> Given task: Identify the lines that contain the string "found" and copy all of them.
begin
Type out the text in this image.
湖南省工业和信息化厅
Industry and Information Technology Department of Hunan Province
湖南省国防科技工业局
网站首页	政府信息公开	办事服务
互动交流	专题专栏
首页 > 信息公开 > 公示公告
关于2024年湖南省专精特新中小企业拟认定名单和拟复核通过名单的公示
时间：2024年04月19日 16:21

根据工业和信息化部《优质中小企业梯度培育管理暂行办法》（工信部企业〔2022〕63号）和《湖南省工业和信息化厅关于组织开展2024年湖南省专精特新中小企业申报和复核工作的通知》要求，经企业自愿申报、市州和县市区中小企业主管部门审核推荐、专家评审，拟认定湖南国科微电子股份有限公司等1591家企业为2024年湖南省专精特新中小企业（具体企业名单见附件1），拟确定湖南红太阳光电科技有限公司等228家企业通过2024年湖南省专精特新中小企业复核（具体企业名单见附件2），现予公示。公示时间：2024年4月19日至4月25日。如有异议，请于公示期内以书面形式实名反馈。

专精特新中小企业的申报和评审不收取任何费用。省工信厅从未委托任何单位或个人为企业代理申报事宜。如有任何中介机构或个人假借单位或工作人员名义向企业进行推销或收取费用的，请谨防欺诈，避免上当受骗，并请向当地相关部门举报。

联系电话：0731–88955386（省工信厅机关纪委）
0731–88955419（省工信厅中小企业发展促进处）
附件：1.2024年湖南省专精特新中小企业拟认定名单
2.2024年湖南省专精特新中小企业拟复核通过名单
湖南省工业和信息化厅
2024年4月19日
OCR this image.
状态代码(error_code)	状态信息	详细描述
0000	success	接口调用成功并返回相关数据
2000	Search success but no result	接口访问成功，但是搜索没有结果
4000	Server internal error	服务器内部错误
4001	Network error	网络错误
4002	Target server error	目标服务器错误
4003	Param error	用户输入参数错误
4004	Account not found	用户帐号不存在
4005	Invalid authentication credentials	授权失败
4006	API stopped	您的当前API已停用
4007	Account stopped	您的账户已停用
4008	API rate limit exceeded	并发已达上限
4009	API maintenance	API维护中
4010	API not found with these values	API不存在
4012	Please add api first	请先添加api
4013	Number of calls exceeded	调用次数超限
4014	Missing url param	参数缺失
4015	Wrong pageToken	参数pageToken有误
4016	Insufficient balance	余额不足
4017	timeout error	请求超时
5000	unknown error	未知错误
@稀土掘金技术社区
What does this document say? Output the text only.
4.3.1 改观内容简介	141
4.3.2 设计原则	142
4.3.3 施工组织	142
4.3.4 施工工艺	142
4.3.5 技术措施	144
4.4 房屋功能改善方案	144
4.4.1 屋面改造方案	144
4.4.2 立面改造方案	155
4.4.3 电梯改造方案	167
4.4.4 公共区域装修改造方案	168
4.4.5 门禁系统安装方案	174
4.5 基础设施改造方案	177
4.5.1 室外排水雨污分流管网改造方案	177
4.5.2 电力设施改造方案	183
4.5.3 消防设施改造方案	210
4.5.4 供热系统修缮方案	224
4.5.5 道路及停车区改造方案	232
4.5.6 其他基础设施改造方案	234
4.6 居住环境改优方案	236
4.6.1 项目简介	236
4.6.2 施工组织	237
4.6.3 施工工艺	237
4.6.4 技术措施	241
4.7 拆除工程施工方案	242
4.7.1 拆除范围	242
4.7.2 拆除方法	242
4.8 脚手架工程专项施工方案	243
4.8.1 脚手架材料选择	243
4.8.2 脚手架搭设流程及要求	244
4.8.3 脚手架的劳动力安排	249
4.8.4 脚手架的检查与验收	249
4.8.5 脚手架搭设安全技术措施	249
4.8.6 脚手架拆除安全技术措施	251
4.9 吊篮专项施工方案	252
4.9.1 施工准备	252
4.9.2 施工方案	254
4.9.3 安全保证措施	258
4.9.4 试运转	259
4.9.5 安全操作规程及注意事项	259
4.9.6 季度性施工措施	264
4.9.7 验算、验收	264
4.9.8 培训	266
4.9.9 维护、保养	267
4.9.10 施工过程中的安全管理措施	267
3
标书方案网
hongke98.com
end
> The reply:
4004	Account not found	用户帐号不存在
4010	API not found with these values	API不存在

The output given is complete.